═════ ROWS

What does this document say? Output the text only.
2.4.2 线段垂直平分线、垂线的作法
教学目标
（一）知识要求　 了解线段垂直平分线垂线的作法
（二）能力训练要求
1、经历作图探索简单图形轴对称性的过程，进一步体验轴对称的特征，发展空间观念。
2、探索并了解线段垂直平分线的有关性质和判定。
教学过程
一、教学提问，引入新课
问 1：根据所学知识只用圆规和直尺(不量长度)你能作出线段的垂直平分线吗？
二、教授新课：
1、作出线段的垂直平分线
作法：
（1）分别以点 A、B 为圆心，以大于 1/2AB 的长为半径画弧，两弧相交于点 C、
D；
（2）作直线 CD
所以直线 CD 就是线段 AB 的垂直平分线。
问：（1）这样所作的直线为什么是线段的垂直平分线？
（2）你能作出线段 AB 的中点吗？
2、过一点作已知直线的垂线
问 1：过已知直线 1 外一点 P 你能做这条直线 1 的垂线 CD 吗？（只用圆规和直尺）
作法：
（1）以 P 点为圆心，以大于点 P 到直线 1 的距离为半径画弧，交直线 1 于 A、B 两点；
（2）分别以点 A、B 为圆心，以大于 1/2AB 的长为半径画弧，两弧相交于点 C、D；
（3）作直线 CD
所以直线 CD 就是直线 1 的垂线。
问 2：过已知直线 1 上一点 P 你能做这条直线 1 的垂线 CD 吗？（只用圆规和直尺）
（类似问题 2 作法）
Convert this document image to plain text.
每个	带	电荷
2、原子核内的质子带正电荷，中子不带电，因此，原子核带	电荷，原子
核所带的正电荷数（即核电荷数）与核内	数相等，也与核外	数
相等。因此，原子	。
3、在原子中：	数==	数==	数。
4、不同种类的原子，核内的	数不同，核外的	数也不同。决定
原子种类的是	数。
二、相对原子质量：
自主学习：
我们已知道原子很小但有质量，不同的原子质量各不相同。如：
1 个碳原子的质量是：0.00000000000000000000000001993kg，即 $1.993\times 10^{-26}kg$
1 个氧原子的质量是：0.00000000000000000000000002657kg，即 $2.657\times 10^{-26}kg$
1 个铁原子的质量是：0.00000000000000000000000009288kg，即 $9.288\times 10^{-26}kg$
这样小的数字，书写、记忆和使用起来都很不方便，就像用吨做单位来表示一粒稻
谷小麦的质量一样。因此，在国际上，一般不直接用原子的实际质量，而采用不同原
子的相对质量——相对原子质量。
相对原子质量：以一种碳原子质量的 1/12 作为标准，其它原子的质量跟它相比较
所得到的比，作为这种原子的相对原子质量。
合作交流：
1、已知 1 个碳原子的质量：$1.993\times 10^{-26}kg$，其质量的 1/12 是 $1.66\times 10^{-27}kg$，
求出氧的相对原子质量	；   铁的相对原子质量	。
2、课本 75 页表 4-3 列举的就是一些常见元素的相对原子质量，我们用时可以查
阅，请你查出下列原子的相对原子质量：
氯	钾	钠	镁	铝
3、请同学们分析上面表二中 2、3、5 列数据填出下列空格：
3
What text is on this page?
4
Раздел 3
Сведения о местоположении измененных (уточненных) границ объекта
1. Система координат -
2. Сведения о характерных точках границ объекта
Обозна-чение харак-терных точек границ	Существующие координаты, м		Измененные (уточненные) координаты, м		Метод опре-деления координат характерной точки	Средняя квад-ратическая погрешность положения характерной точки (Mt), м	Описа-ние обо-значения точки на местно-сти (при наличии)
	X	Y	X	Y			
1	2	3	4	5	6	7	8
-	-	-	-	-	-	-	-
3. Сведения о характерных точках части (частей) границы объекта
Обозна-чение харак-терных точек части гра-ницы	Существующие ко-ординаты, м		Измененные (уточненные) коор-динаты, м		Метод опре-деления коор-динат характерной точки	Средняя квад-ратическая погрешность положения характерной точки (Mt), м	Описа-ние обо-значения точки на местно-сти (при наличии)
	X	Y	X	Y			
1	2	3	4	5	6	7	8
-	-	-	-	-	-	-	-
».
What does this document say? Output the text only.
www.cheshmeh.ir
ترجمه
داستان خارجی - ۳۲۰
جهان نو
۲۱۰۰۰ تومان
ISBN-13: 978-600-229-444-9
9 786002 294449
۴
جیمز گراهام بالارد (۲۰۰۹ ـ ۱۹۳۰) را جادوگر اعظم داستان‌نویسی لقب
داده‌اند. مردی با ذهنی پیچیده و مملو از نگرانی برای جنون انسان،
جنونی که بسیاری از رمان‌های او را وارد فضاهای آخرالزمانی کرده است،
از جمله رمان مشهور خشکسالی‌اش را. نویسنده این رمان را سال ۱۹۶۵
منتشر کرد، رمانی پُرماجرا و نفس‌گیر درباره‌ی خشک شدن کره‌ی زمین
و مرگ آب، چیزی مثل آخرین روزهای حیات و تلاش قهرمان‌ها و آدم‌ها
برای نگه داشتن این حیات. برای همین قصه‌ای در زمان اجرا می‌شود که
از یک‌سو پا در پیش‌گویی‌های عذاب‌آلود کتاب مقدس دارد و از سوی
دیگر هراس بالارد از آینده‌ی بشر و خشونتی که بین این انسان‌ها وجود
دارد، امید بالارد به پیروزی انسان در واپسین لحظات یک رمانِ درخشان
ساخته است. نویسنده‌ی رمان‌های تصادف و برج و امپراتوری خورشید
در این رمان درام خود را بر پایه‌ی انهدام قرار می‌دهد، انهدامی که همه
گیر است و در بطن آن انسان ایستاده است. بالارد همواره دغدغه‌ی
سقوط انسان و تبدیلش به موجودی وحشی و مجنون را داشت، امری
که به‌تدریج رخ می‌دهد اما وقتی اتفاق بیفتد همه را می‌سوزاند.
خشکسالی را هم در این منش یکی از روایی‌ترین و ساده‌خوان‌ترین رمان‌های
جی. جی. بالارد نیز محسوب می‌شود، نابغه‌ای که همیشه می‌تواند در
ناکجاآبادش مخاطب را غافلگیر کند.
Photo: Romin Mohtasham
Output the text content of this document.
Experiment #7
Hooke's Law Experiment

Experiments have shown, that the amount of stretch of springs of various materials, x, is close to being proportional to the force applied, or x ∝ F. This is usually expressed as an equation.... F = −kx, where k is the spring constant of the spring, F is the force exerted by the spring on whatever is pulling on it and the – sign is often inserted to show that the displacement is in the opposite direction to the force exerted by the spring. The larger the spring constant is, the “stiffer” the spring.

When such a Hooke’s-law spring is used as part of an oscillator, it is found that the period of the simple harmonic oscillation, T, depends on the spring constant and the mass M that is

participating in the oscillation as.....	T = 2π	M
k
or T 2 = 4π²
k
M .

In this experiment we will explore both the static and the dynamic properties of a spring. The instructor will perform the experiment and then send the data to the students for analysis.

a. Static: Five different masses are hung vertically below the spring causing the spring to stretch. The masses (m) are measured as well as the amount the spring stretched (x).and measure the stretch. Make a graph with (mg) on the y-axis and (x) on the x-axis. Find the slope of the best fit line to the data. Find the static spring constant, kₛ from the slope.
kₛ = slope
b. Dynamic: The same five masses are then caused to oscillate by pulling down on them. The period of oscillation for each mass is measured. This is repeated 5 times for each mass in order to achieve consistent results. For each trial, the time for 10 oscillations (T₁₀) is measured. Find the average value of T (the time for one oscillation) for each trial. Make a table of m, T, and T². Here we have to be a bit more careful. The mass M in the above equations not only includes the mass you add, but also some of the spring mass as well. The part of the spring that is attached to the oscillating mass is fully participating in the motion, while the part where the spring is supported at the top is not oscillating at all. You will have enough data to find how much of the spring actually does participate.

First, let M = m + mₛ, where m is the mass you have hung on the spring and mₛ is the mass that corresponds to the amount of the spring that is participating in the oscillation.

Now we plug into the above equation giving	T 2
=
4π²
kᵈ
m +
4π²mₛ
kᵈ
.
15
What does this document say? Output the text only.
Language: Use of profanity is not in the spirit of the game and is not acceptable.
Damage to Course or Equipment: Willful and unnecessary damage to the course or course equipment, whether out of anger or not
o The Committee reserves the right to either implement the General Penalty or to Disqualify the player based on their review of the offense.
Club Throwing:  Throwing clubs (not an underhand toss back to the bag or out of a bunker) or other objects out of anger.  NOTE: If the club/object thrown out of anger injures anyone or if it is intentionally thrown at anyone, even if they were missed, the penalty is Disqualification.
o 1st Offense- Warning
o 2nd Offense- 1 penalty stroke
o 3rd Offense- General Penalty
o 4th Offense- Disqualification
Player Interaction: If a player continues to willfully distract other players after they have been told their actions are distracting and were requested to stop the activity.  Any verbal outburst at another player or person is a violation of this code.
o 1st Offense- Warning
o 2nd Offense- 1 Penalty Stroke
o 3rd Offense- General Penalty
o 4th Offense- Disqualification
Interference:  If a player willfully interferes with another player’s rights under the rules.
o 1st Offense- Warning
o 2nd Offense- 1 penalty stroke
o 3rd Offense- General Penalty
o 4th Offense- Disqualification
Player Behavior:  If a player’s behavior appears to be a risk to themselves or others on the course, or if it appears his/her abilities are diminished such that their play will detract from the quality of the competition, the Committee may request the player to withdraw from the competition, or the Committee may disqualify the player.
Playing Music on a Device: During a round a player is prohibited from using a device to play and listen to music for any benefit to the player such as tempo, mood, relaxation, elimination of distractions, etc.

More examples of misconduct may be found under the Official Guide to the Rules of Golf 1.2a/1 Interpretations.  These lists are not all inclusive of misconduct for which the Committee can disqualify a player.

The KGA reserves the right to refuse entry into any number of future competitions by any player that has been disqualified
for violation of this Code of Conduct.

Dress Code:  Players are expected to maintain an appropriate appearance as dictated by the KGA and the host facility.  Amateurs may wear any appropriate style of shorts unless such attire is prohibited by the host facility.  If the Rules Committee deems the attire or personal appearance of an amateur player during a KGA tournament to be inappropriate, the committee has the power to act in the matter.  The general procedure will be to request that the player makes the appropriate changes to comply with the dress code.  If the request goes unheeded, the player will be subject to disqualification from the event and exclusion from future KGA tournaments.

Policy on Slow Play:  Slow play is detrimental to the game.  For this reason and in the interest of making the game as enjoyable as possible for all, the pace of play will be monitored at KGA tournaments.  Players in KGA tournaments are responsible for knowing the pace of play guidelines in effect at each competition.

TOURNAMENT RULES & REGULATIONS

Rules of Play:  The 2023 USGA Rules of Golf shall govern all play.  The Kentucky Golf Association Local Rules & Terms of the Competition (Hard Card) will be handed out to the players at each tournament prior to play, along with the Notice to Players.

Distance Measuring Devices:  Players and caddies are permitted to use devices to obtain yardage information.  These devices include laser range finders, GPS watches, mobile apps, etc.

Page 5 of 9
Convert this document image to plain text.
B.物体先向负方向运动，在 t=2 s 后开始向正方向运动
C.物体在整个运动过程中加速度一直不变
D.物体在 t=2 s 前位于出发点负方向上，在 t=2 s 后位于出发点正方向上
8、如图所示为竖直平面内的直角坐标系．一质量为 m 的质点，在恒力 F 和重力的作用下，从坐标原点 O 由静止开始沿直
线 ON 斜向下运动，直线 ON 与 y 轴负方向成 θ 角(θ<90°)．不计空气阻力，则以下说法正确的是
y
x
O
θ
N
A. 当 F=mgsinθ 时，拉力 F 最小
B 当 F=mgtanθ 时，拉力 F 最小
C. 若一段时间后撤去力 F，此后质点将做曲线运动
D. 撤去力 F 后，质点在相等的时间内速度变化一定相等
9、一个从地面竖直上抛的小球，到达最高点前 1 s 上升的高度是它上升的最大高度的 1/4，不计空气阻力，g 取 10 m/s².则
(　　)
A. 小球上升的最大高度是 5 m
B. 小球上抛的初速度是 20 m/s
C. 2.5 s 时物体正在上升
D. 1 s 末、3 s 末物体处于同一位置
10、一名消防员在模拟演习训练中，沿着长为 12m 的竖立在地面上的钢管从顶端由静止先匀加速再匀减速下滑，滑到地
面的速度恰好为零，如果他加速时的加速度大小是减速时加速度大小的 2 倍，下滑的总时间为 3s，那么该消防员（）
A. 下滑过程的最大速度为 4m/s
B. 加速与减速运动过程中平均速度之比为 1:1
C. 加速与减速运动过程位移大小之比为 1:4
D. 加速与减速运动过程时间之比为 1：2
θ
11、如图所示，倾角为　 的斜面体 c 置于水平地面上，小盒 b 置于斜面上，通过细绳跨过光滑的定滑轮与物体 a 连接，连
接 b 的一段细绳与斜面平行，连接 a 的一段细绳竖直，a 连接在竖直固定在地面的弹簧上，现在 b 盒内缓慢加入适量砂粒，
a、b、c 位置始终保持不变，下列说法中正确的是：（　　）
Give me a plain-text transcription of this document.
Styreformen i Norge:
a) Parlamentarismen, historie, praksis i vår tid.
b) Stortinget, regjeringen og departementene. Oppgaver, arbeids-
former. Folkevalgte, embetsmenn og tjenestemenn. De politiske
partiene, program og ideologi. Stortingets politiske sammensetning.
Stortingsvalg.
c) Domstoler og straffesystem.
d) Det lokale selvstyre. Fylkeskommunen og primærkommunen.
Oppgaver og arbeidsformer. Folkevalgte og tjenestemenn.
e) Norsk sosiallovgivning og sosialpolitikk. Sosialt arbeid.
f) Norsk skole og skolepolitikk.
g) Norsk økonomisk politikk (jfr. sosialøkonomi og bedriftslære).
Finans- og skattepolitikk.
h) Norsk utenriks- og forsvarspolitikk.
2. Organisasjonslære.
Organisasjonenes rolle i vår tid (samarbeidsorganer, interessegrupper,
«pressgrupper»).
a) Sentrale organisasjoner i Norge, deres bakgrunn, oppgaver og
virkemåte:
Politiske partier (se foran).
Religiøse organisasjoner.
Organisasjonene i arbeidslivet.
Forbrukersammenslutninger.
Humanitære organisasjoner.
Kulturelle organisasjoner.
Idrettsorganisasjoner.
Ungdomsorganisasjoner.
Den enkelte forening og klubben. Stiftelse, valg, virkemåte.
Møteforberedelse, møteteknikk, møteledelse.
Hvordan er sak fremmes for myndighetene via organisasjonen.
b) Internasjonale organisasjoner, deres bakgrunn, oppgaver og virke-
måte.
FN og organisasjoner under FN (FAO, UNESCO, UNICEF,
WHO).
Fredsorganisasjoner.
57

══════════

INSTRUCTIONS FOR THE TASK –
Collect the complete line wherever the string "точках" appears in the records.

RESULT –
2. Сведения о характерных точках границ объекта
3. Сведения о характерных точках части (частей) границы объекта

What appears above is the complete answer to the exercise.